→ REQUEST:
Return the whole listing, line for line, without the pictures in it.
## BEGIN
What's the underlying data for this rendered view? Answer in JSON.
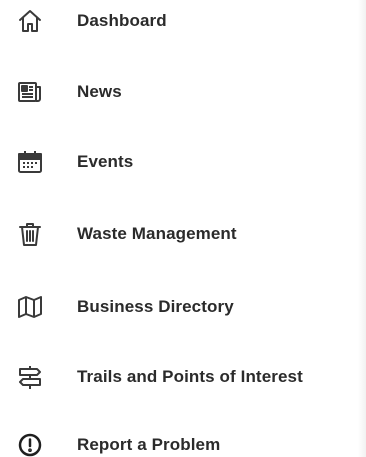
{
  "menu": {
    "items": [
      {
        "label": "Dashboard",
        "icon": "home-icon"
      },
      {
        "label": "News",
        "icon": "newspaper-icon"
      },
      {
        "label": "Events",
        "icon": "calendar-icon"
      },
      {
        "label": "Waste Management",
        "icon": "trash-icon"
      },
      {
        "label": "Business Directory",
        "icon": "map-icon"
      },
      {
        "label": "Trails and Points of Interest",
        "icon": "signpost-icon"
      },
      {
        "label": "Report a Problem",
        "icon": "alert-circle-icon"
      }
    ]
  },
  "colors": {
    "text": "#2b2b2b",
    "icon": "#3a3a3a",
    "background": "#ffffff"
  }
}
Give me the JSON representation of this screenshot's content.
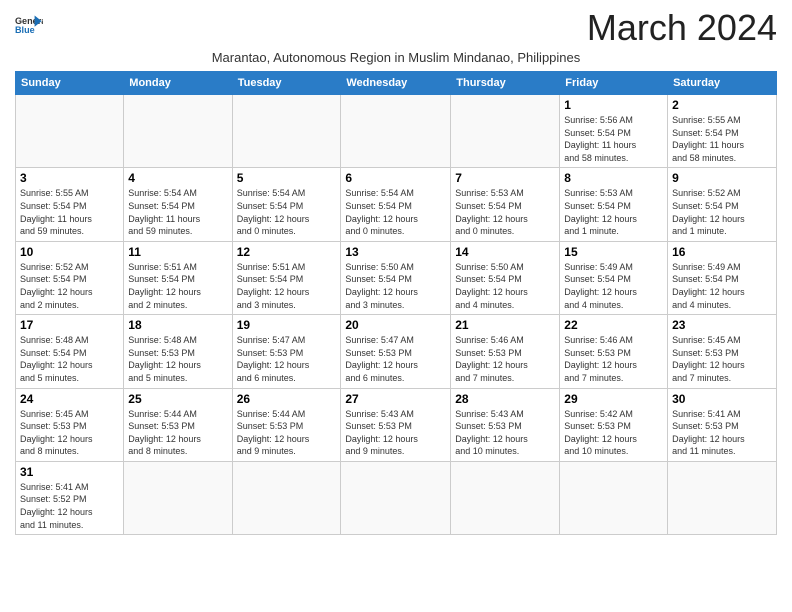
## END
→ ANSWER:
What's the underlying data for this rendered view? Answer in JSON.
{
  "menu": {
    "items": [
      {
        "label": "Dashboard",
        "icon": "home-icon"
      },
      {
        "label": "News",
        "icon": "newspaper-icon"
      },
      {
        "label": "Events",
        "icon": "calendar-icon"
      },
      {
        "label": "Waste Management",
        "icon": "trash-icon"
      },
      {
        "label": "Business Directory",
        "icon": "map-icon"
      },
      {
        "label": "Trails and Points of Interest",
        "icon": "signpost-icon"
      },
      {
        "label": "Report a Problem",
        "icon": "alert-circle-icon"
      }
    ]
  },
  "colors": {
    "text": "#2b2b2b",
    "icon": "#3a3a3a",
    "background": "#ffffff"
  }
}
Give me the JSON representation of this screenshot's content.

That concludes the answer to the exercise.